The pure-Python core is the complete, benchmarked baseline and is always available. An optional in-repository Rust/PyO3 extension accelerates two byte-exact hot paths (frame CRC32 and fixed-dimension f32 vector packing) when built and installed. The public API and all observable behaviour are identical with or without it, parity is enforced by tests, and AURA_DISABLE_NATIVE=1 forces the pure-Python path.

No zero-copy behaviour is claimed, and the native path is not always faster: in the included benchmark, CRC32 through the native path can be slower than Python's optimized zlib routine on some inputs, while vector packing is faster. Measure on your own hardware. See Native acceleration.

AuraDB boundary

This package is the client and connector. AuraDB server features are a separate future project. Operations that require a live cluster (applying migrations, server-side cost estimation, distributed transaction coordination) fail with a structured error rather than pretending to succeed. See AuraDB boundary.

—————

Required work:
(a) In the excerpt provided, what setting forces the pure-Python path?
(b) Return the part of the excerpt provided starting with "The pure-Python core" and going on through "the pure-Python path.", copied word for word.

Collected data:
—————

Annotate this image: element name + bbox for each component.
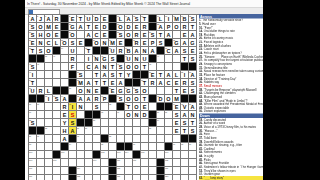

—————

Exercise responses:
(a) AURA_DISABLE_NATIVE=1

(b)
The pure-Python core is the complete, benchmarked baseline and is always available. An optional in-repository Rust/PyO3 extension accelerates two byte-exact hot paths (frame CRC32 and fixed-dimension f32 vector packing) when built and installed. The public API and all observable behaviour are identical with or without it, parity is enforced by tests, and AURA_DISABLE_NATIVE=1 forces the pure-Python path.